**Data records**
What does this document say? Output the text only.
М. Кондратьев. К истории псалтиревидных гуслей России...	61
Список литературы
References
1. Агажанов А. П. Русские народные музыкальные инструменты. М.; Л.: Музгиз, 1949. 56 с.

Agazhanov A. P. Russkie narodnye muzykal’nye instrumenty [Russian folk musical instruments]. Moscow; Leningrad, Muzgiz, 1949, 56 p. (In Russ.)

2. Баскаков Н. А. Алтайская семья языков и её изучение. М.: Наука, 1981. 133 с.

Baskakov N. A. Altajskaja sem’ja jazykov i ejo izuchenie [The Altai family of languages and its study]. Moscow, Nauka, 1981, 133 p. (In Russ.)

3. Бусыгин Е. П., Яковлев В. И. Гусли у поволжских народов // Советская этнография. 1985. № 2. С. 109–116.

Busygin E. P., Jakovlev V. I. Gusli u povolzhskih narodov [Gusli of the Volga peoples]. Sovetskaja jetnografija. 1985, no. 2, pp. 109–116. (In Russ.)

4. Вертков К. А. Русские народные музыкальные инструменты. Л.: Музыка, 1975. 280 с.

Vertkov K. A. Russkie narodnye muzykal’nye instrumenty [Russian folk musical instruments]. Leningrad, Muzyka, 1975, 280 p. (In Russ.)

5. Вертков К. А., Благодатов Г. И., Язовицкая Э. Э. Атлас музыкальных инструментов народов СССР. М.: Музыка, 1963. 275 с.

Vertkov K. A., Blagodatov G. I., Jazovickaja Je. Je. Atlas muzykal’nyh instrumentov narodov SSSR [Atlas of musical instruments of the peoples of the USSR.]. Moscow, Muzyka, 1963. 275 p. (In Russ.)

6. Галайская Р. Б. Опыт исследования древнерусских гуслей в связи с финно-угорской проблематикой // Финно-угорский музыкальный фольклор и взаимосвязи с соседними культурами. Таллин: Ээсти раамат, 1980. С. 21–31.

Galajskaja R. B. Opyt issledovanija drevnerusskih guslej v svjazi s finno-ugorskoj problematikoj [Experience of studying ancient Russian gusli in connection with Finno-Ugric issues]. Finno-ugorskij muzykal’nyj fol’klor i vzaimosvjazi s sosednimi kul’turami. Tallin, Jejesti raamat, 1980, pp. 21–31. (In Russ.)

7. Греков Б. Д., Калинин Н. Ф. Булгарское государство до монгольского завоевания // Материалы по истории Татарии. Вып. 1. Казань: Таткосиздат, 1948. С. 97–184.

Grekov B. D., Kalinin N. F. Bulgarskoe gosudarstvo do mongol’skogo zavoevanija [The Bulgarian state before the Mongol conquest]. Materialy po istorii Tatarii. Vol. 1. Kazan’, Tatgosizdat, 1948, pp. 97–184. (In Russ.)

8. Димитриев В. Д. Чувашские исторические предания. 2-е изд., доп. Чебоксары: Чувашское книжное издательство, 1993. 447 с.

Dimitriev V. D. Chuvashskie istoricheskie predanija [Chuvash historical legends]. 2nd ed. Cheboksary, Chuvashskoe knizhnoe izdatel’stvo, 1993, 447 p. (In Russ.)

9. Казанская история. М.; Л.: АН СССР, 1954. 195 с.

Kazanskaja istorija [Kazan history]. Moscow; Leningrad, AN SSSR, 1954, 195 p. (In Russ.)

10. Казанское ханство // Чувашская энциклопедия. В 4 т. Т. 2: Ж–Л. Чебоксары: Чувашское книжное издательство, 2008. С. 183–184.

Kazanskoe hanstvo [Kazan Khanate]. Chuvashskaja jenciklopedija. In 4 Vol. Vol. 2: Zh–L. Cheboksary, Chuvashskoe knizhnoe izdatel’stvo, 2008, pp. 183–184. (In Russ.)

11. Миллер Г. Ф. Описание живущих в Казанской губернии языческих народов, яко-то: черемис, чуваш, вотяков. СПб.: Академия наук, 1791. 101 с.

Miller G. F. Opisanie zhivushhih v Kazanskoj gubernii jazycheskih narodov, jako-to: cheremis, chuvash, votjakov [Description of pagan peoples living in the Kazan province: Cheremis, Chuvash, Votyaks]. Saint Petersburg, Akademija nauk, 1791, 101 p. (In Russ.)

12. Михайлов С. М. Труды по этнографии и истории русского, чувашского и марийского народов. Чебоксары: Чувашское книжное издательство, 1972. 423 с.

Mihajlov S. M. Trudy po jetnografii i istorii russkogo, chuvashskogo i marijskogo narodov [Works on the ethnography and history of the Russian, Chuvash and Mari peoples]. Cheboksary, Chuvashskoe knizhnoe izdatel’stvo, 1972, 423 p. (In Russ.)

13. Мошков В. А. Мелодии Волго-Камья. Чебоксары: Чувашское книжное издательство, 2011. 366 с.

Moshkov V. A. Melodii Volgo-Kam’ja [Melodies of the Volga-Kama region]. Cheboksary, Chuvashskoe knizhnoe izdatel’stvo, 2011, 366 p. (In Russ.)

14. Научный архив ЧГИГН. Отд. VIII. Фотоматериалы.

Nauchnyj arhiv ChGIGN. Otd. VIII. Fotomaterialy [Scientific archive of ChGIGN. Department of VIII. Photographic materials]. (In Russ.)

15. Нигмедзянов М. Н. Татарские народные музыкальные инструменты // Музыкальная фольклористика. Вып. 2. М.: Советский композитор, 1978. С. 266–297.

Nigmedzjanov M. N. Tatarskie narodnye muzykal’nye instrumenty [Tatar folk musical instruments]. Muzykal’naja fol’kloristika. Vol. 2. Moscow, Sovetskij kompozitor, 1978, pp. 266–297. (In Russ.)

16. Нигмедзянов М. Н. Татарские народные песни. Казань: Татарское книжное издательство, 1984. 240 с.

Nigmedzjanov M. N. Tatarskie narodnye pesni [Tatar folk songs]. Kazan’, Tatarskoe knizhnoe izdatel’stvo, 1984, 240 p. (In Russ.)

**What you should do**
Give all of the entries again, word for word.

**Right answer**
What does this document say? Output the text only.
М. Кондратьев. К истории псалтиревидных гуслей России...	61
Список литературы
References
1. Агажанов А. П. Русские народные музыкальные инструменты. М.; Л.: Музгиз, 1949. 56 с.

Agazhanov A. P. Russkie narodnye muzykal’nye instrumenty [Russian folk musical instruments]. Moscow; Leningrad, Muzgiz, 1949, 56 p. (In Russ.)

2. Баскаков Н. А. Алтайская семья языков и её изучение. М.: Наука, 1981. 133 с.

Baskakov N. A. Altajskaja sem’ja jazykov i ejo izuchenie [The Altai family of languages and its study]. Moscow, Nauka, 1981, 133 p. (In Russ.)

3. Бусыгин Е. П., Яковлев В. И. Гусли у поволжских народов // Советская этнография. 1985. № 2. С. 109–116.

Busygin E. P., Jakovlev V. I. Gusli u povolzhskih narodov [Gusli of the Volga peoples]. Sovetskaja jetnografija. 1985, no. 2, pp. 109–116. (In Russ.)

4. Вертков К. А. Русские народные музыкальные инструменты. Л.: Музыка, 1975. 280 с.

Vertkov K. A. Russkie narodnye muzykal’nye instrumenty [Russian folk musical instruments]. Leningrad, Muzyka, 1975, 280 p. (In Russ.)

5. Вертков К. А., Благодатов Г. И., Язовицкая Э. Э. Атлас музыкальных инструментов народов СССР. М.: Музыка, 1963. 275 с.

Vertkov K. A., Blagodatov G. I., Jazovickaja Je. Je. Atlas muzykal’nyh instrumentov narodov SSSR [Atlas of musical instruments of the peoples of the USSR.]. Moscow, Muzyka, 1963. 275 p. (In Russ.)

6. Галайская Р. Б. Опыт исследования древнерусских гуслей в связи с финно-угорской проблематикой // Финно-угорский музыкальный фольклор и взаимосвязи с соседними культурами. Таллин: Ээсти раамат, 1980. С. 21–31.

Galajskaja R. B. Opyt issledovanija drevnerusskih guslej v svjazi s finno-ugorskoj problematikoj [Experience of studying ancient Russian gusli in connection with Finno-Ugric issues]. Finno-ugorskij muzykal’nyj fol’klor i vzaimosvjazi s sosednimi kul’turami. Tallin, Jejesti raamat, 1980, pp. 21–31. (In Russ.)

7. Греков Б. Д., Калинин Н. Ф. Булгарское государство до монгольского завоевания // Материалы по истории Татарии. Вып. 1. Казань: Таткосиздат, 1948. С. 97–184.

Grekov B. D., Kalinin N. F. Bulgarskoe gosudarstvo do mongol’skogo zavoevanija [The Bulgarian state before the Mongol conquest]. Materialy po istorii Tatarii. Vol. 1. Kazan’, Tatgosizdat, 1948, pp. 97–184. (In Russ.)

8. Димитриев В. Д. Чувашские исторические предания. 2-е изд., доп. Чебоксары: Чувашское книжное издательство, 1993. 447 с.

Dimitriev V. D. Chuvashskie istoricheskie predanija [Chuvash historical legends]. 2nd ed. Cheboksary, Chuvashskoe knizhnoe izdatel’stvo, 1993, 447 p. (In Russ.)

9. Казанская история. М.; Л.: АН СССР, 1954. 195 с.

Kazanskaja istorija [Kazan history]. Moscow; Leningrad, AN SSSR, 1954, 195 p. (In Russ.)

10. Казанское ханство // Чувашская энциклопедия. В 4 т. Т. 2: Ж–Л. Чебоксары: Чувашское книжное издательство, 2008. С. 183–184.

Kazanskoe hanstvo [Kazan Khanate]. Chuvashskaja jenciklopedija. In 4 Vol. Vol. 2: Zh–L. Cheboksary, Chuvashskoe knizhnoe izdatel’stvo, 2008, pp. 183–184. (In Russ.)

11. Миллер Г. Ф. Описание живущих в Казанской губернии языческих народов, яко-то: черемис, чуваш, вотяков. СПб.: Академия наук, 1791. 101 с.

Miller G. F. Opisanie zhivushhih v Kazanskoj gubernii jazycheskih narodov, jako-to: cheremis, chuvash, votjakov [Description of pagan peoples living in the Kazan province: Cheremis, Chuvash, Votyaks]. Saint Petersburg, Akademija nauk, 1791, 101 p. (In Russ.)

12. Михайлов С. М. Труды по этнографии и истории русского, чувашского и марийского народов. Чебоксары: Чувашское книжное издательство, 1972. 423 с.

Mihajlov S. M. Trudy po jetnografii i istorii russkogo, chuvashskogo i marijskogo narodov [Works on the ethnography and history of the Russian, Chuvash and Mari peoples]. Cheboksary, Chuvashskoe knizhnoe izdatel’stvo, 1972, 423 p. (In Russ.)

13. Мошков В. А. Мелодии Волго-Камья. Чебоксары: Чувашское книжное издательство, 2011. 366 с.

Moshkov V. A. Melodii Volgo-Kam’ja [Melodies of the Volga-Kama region]. Cheboksary, Chuvashskoe knizhnoe izdatel’stvo, 2011, 366 p. (In Russ.)

14. Научный архив ЧГИГН. Отд. VIII. Фотоматериалы.

Nauchnyj arhiv ChGIGN. Otd. VIII. Fotomaterialy [Scientific archive of ChGIGN. Department of VIII. Photographic materials]. (In Russ.)

15. Нигмедзянов М. Н. Татарские народные музыкальные инструменты // Музыкальная фольклористика. Вып. 2. М.: Советский композитор, 1978. С. 266–297.

Nigmedzjanov M. N. Tatarskie narodnye muzykal’nye instrumenty [Tatar folk musical instruments]. Muzykal’naja fol’kloristika. Vol. 2. Moscow, Sovetskij kompozitor, 1978, pp. 266–297. (In Russ.)

16. Нигмедзянов М. Н. Татарские народные песни. Казань: Татарское книжное издательство, 1984. 240 с.

Nigmedzjanov M. N. Tatarskie narodnye pesni [Tatar folk songs]. Kazan’, Tatarskoe knizhnoe izdatel’stvo, 1984, 240 p. (In Russ.)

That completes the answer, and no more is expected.